→ Texte cité:
========================================

Bernard Pons se livre dans ses mémoires - partie 2

Grand entretien (suite)

Bernard Pons, l'un des derniers barons de la Chiraquie se confie...

"C'était tellement commode aux autres, à Chirac, à Balladur, à Pasqua..."

Quand vous avez lancé la défiscalisation en 1986, vous dites : "Faisons de l'Outre-mer la Suisse des Caraïbes !"

J'ai même été plus loin ! J'avais proposé que l'on crée un système fiscal avantageux pour les dépôts bancaires en Outre-mer, pour que l'on crée non pas des paradis fiscaux mais enfin... presque. Et là, j'ai été retoqué. Chirac m'a dit que je rêvais !

Cette année 1986, Camille Darsière a célébré le mariage de votre fille. Que retenez-vous de cet homme ?

Il était un des piliers du PPM et un pilier dur. Juriste, il était très engagé et ne faisait pas de cadeau aux autres formations politiques. Avec Emile Maurice, il ne filait pas l'amour parfait, même à l'intérieur du PPM où il y avait souvent des bagarres. Il était le patron et il entendait le rester ! Avec moi, les premiers contacts ont été difficiles et puis, nous avons fini par nous accommoder l'un de l'autre. Il a fait un geste en acceptant de célébrer le mariage de ma fille avec Alex Ursulet.

Vous avez du revenir souvent pour expliquer la défiscalisation...

========================================

→ Exercice proposé:
D'après l'entretien avec Bernard Pons, qui a célébré le mariage de sa fille en 1986 ? Les entrées qui viennent ensuite forment un matériau distinct de l'entretien.

========================================

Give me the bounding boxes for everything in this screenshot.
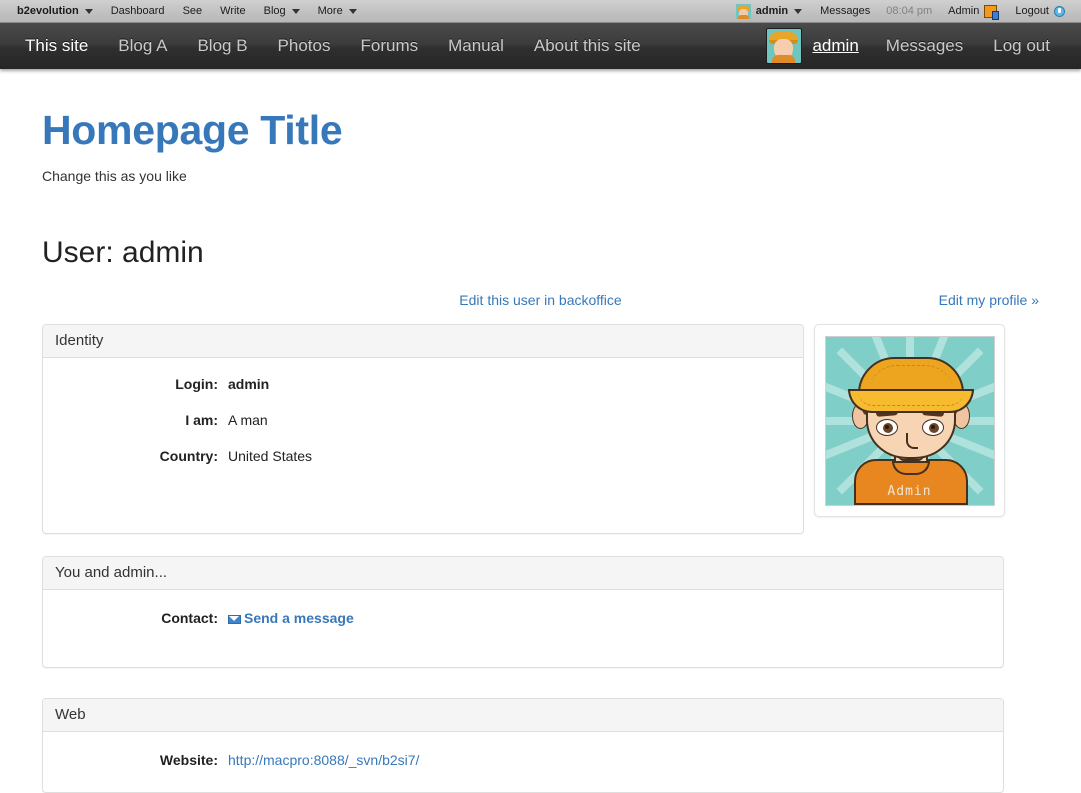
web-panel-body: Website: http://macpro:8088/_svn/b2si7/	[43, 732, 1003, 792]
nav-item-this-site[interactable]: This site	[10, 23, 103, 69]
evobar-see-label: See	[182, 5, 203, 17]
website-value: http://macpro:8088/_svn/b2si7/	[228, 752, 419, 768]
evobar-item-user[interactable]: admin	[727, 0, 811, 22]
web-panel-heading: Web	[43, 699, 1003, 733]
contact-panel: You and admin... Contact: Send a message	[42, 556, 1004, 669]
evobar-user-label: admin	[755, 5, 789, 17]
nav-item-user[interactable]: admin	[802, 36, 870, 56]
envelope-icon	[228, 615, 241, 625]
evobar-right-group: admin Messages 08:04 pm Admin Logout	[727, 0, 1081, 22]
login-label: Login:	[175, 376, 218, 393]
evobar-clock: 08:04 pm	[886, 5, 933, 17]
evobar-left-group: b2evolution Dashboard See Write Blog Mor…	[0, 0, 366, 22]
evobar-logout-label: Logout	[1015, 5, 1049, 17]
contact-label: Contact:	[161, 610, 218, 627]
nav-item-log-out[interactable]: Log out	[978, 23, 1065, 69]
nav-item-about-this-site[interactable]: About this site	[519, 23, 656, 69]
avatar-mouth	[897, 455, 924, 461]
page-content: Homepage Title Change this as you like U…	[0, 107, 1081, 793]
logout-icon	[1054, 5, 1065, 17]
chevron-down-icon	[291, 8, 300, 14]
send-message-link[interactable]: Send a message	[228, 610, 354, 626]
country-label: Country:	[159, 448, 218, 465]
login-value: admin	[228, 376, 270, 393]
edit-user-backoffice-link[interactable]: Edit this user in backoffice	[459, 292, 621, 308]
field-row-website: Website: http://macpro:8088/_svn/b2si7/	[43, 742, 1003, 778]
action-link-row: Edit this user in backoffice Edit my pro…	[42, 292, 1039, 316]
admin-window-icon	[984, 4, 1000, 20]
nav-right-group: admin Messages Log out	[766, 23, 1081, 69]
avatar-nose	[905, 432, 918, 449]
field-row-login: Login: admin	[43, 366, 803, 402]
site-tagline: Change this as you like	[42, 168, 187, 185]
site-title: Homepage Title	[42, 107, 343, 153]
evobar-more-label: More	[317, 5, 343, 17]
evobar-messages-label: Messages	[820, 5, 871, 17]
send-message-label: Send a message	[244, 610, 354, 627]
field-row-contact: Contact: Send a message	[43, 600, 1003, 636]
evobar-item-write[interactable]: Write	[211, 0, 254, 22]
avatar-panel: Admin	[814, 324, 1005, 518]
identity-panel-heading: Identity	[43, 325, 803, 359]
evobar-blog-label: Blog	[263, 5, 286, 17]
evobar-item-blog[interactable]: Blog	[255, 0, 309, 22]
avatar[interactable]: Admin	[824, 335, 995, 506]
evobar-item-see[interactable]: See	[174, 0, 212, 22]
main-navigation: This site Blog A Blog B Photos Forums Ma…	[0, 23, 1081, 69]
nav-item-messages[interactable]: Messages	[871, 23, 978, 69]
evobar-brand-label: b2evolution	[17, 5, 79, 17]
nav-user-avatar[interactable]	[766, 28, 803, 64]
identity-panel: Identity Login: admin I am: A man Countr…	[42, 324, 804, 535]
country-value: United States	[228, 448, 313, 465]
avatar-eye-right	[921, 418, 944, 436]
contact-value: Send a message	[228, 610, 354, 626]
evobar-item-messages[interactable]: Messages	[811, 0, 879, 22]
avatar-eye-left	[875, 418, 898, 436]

========================================

→ Réponse:
Camille Darsière.